═══ RECORDS SUPPLIED

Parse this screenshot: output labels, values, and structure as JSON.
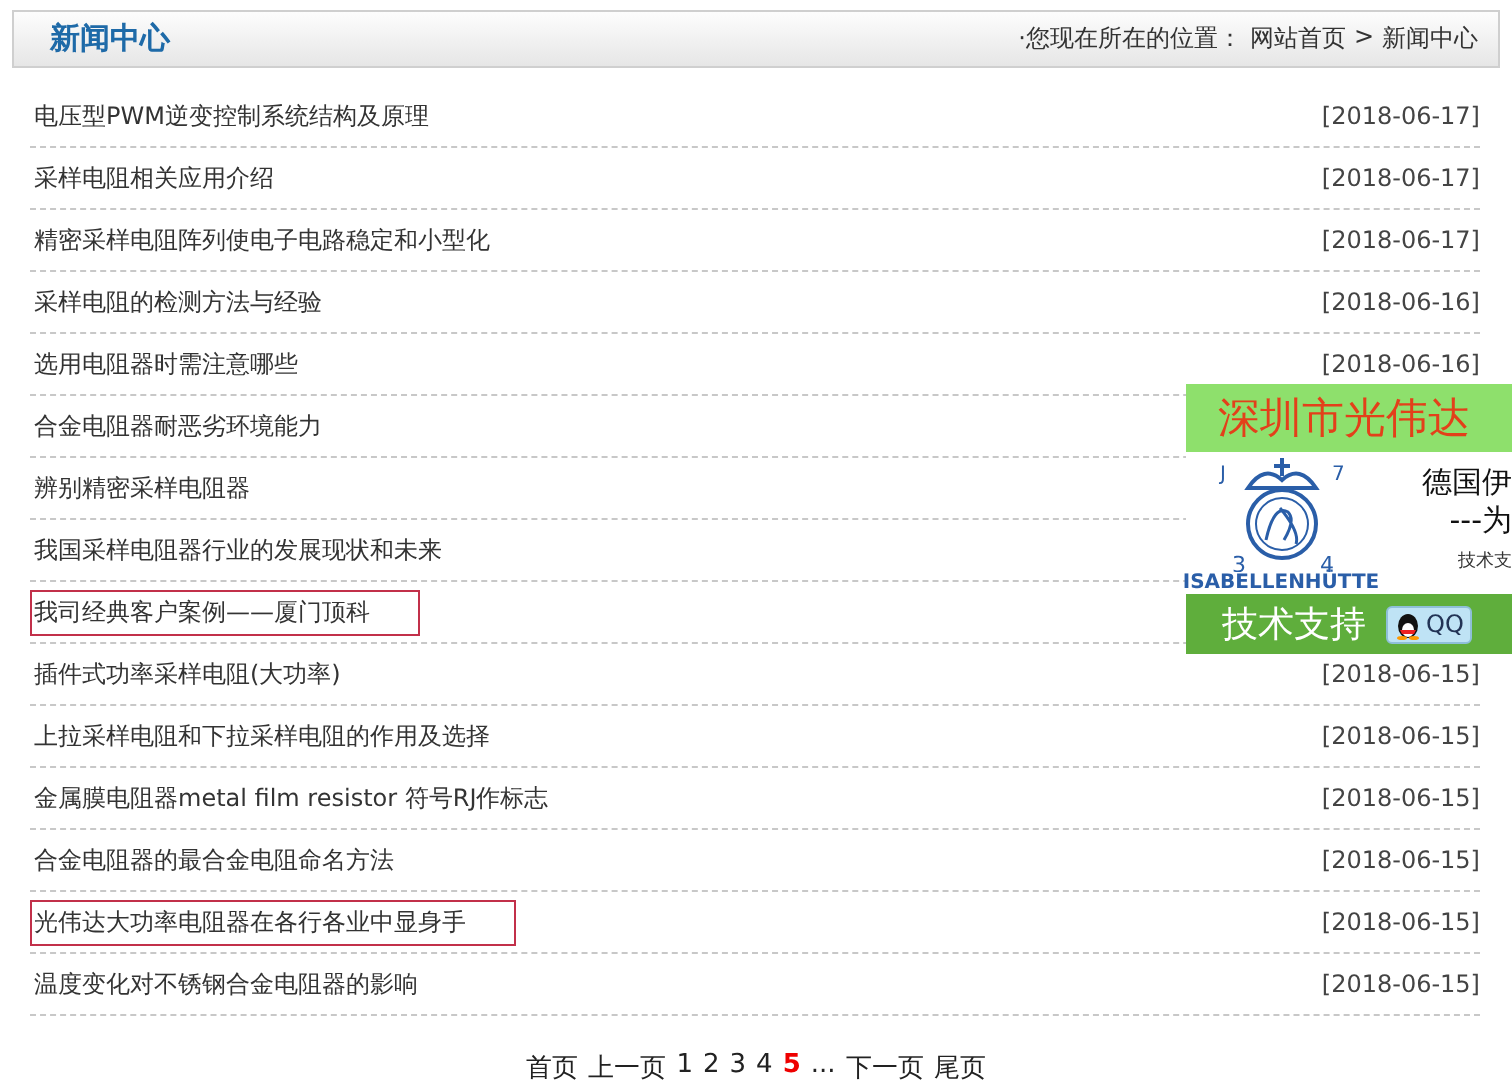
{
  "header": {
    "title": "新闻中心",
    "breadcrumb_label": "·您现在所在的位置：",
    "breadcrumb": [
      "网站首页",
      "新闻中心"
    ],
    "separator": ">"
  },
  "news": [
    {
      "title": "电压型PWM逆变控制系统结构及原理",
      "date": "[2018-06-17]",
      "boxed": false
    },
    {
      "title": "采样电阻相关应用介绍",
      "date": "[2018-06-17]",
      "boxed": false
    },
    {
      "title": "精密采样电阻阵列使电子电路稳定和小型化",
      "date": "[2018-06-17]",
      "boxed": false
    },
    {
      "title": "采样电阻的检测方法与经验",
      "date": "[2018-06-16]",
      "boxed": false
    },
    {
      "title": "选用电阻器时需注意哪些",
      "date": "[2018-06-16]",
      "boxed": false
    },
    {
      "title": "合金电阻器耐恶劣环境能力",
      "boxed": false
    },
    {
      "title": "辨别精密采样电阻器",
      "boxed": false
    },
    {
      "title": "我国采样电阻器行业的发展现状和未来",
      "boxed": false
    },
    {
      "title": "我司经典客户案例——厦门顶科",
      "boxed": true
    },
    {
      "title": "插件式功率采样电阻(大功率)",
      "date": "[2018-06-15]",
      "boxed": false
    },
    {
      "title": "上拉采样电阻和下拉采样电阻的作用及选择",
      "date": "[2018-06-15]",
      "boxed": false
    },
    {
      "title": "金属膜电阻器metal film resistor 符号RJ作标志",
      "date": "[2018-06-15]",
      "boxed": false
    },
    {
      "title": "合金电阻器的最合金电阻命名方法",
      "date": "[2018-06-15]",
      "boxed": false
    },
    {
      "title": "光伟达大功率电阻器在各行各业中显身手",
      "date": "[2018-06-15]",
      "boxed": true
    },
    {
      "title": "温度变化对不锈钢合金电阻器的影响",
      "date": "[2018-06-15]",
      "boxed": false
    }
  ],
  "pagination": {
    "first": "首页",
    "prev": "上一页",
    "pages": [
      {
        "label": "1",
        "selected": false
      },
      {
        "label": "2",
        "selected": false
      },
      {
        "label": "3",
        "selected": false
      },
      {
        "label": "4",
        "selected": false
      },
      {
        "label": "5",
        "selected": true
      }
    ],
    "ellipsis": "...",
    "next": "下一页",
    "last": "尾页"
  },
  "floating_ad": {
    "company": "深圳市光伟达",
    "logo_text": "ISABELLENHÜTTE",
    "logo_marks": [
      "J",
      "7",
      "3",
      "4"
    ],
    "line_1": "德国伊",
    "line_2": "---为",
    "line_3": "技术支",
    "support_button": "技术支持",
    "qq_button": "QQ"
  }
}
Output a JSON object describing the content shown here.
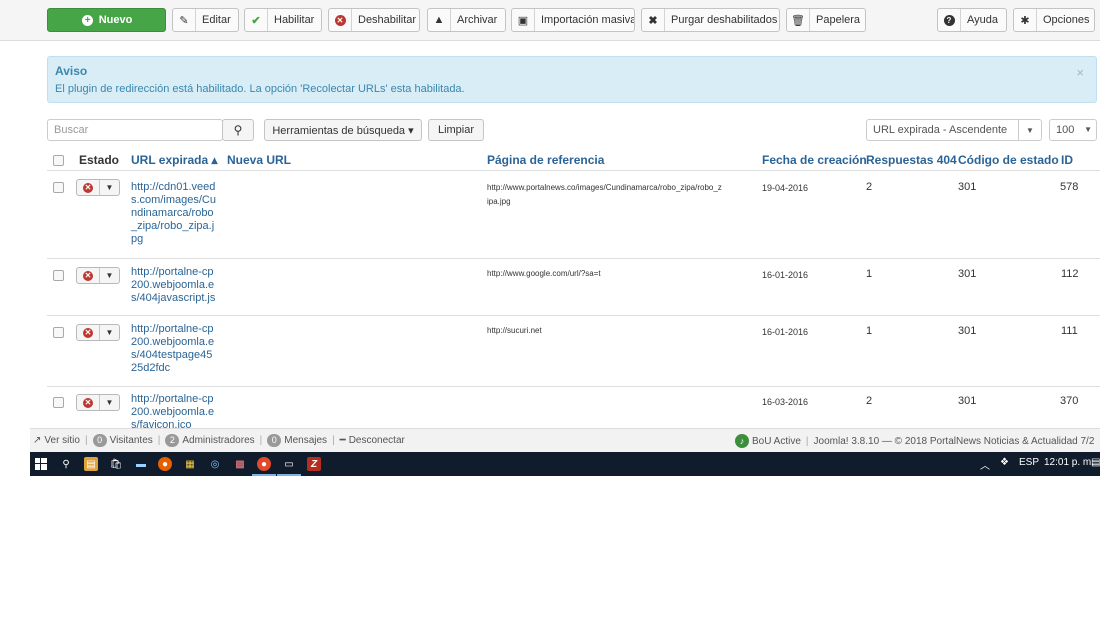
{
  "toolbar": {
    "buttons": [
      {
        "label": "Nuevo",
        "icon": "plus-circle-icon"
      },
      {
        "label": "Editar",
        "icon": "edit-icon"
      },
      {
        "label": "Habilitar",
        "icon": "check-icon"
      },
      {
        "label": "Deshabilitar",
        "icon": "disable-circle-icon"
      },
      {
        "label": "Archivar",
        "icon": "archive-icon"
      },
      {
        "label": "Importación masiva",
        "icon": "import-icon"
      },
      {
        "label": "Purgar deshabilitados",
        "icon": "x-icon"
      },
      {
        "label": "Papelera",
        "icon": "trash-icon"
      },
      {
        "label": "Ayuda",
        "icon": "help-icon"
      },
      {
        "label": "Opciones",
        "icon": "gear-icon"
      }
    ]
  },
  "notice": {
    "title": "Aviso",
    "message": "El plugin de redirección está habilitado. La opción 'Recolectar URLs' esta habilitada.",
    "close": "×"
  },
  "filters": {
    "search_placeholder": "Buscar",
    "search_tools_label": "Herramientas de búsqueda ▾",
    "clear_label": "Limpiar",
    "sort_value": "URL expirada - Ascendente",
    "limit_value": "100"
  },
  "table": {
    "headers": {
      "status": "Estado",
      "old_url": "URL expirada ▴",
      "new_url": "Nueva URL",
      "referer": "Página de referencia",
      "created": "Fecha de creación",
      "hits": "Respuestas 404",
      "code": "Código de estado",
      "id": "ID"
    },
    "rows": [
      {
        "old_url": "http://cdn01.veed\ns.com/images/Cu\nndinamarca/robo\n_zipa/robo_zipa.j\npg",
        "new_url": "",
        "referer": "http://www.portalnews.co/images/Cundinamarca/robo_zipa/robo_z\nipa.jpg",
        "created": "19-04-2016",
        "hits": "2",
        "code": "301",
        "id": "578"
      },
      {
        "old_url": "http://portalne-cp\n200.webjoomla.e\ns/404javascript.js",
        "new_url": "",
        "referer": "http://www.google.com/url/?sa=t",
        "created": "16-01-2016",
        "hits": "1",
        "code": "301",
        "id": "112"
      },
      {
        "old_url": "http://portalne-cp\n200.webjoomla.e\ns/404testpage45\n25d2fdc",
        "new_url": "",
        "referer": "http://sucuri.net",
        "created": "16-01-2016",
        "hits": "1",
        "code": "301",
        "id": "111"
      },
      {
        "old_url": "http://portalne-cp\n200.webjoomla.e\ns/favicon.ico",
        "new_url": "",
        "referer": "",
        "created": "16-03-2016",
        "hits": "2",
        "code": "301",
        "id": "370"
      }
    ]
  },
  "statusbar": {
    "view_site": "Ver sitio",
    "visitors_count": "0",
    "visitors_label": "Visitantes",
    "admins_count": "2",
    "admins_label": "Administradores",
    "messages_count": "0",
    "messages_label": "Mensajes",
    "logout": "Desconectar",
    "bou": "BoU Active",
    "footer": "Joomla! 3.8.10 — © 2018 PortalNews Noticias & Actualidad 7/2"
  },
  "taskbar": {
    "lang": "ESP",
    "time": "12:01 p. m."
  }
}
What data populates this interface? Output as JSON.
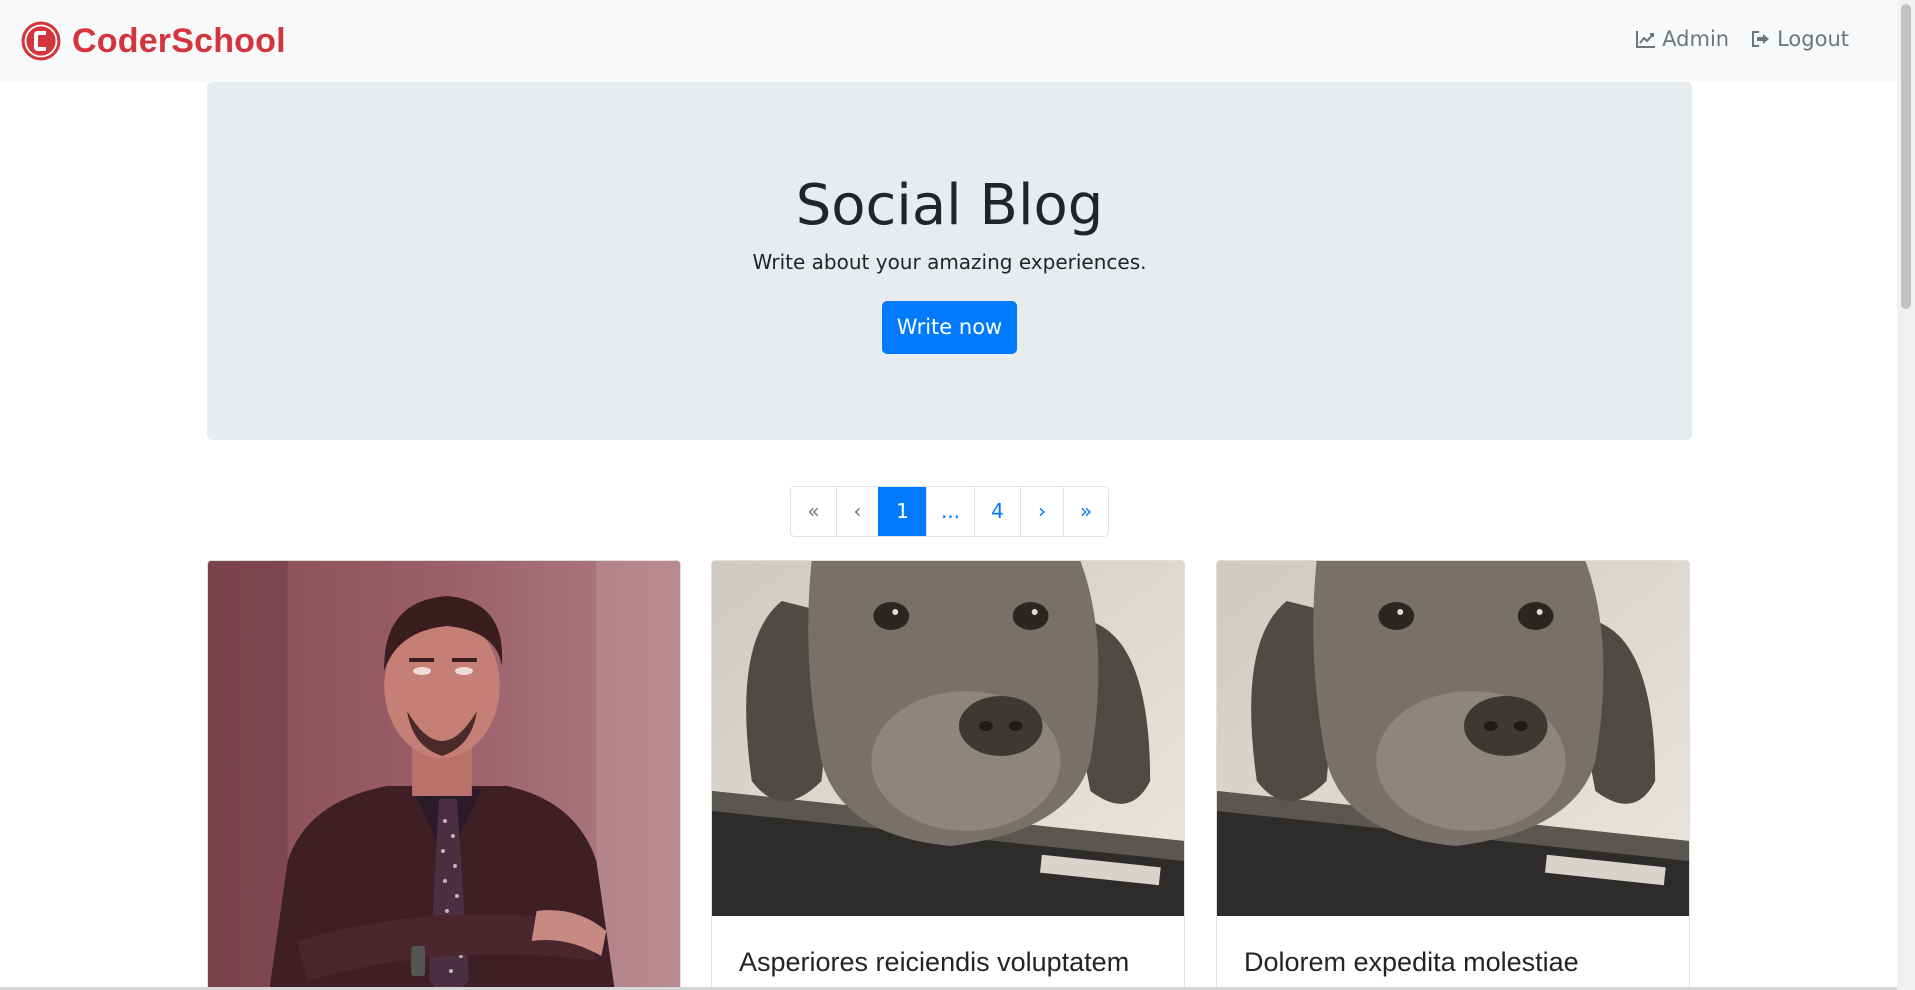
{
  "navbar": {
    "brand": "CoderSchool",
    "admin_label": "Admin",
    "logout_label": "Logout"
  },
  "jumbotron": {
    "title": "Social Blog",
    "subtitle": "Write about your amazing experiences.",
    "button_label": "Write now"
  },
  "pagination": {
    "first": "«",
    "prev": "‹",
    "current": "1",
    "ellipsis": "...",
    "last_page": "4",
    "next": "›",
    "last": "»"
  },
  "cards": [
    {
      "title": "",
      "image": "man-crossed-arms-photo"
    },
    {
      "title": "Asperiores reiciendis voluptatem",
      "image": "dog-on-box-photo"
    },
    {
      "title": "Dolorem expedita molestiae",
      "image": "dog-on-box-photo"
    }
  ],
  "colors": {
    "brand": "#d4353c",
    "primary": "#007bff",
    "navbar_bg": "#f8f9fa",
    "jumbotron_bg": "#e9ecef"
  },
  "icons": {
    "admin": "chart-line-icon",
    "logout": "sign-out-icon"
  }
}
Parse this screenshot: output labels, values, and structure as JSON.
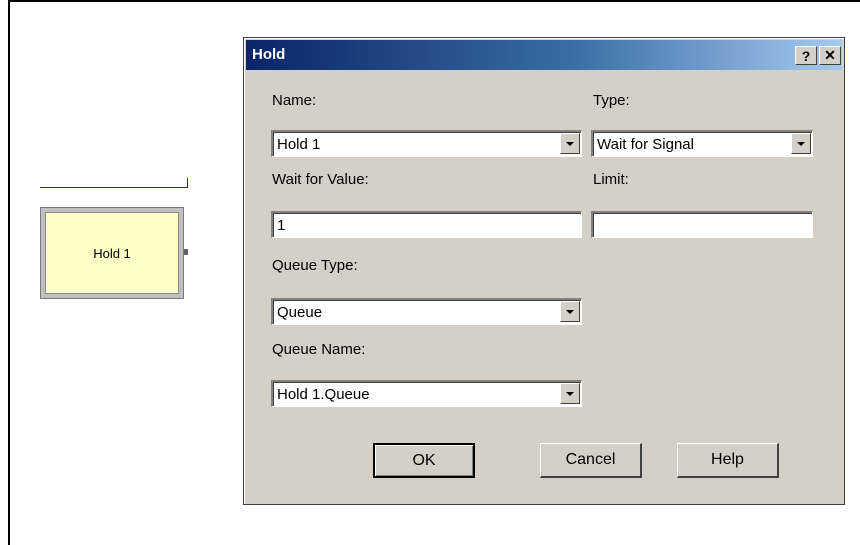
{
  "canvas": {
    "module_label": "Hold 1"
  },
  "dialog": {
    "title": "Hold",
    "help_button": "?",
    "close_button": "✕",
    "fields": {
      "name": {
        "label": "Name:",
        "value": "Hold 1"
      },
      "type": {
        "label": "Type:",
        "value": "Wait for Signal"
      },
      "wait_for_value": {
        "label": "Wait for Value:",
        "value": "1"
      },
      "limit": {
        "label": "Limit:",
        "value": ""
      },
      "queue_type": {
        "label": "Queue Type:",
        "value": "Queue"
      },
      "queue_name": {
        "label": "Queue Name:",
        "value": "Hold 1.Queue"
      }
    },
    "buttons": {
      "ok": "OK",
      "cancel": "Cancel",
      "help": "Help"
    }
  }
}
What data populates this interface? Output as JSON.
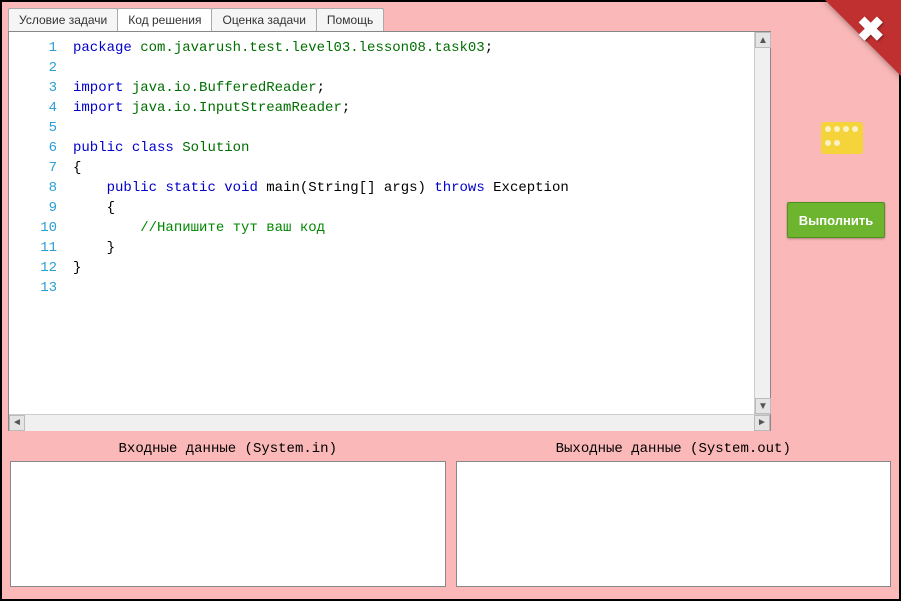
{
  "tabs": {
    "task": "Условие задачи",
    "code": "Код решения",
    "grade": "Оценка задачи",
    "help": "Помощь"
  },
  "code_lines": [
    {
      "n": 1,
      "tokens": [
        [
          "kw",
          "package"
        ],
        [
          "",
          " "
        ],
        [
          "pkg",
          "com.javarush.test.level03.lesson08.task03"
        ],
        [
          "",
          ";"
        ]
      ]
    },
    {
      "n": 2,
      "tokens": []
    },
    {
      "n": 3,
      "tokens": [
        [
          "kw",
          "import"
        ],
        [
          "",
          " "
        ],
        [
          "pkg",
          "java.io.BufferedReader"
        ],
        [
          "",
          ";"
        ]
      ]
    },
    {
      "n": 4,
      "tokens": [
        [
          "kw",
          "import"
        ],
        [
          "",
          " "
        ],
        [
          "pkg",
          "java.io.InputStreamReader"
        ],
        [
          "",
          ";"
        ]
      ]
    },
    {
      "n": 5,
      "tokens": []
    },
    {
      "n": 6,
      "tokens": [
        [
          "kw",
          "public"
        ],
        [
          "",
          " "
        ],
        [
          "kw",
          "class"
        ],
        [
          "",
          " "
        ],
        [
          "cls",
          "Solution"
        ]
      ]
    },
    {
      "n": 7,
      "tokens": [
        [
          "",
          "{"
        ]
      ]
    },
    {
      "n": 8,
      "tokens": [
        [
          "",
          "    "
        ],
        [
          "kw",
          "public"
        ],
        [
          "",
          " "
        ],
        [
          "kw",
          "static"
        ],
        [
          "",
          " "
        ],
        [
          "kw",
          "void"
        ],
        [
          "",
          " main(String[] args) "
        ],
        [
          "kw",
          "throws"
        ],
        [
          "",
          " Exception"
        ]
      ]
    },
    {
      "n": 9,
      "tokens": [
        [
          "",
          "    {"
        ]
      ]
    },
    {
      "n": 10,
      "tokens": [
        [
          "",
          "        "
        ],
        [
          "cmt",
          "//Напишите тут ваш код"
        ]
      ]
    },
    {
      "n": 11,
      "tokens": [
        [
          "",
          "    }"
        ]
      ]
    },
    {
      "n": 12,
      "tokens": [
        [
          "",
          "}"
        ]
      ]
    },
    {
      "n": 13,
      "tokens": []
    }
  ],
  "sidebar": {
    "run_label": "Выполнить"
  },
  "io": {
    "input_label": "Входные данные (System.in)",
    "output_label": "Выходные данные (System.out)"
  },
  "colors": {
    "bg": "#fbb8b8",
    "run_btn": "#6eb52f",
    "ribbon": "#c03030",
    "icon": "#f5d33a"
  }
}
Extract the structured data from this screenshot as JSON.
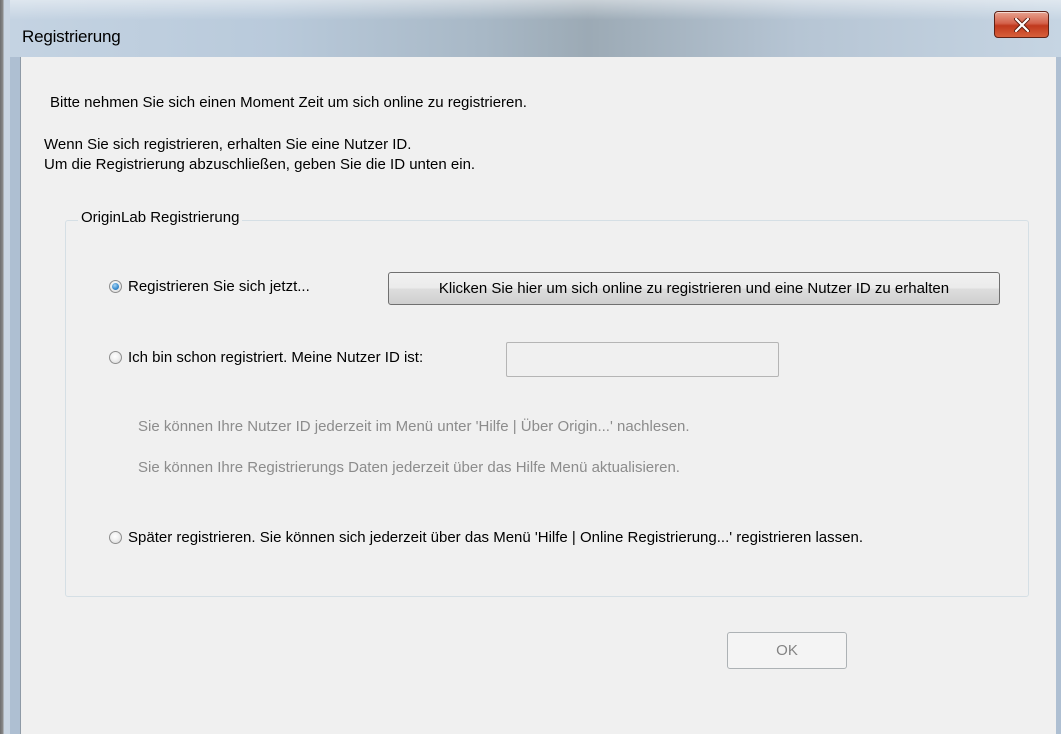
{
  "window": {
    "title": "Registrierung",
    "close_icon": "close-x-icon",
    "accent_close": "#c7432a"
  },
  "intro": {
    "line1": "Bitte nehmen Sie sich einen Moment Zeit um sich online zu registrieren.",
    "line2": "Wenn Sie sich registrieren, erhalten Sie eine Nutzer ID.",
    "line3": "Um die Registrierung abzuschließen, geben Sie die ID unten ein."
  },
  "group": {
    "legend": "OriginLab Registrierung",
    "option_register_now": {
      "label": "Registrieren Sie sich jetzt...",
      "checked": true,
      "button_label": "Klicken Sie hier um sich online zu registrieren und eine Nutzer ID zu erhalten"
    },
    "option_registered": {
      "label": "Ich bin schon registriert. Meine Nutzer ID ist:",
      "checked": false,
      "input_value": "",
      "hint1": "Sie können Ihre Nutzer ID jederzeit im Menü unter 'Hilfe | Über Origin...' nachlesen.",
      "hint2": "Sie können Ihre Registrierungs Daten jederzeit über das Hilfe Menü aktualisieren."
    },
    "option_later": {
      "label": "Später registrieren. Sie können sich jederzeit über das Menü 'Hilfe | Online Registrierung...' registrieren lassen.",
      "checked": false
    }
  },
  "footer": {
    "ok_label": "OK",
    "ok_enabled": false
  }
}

══════

WHAT THE EXERCISE ASKS: Out of the material above, gather each line where "http" appears.

ANSWER IN FULL:
        "old_url": "http://cdn01.veed\ns.com/images/Cu\nndinamarca/robo\n_zipa/robo_zipa.j\npg",
        "referer": "http://www.portalnews.co/images/Cundinamarca/robo_zipa/robo_z\nipa.jpg",
        "old_url": "http://portalne-cp\n200.webjoomla.e\ns/404javascript.js",
        "referer": "http://www.google.com/url/?sa=t",
        "old_url": "http://portalne-cp\n200.webjoomla.e\ns/404testpage45\n25d2fdc",
        "referer": "http://sucuri.net",
        "old_url": "http://portalne-cp\n200.webjoomla.e\ns/favicon.ico",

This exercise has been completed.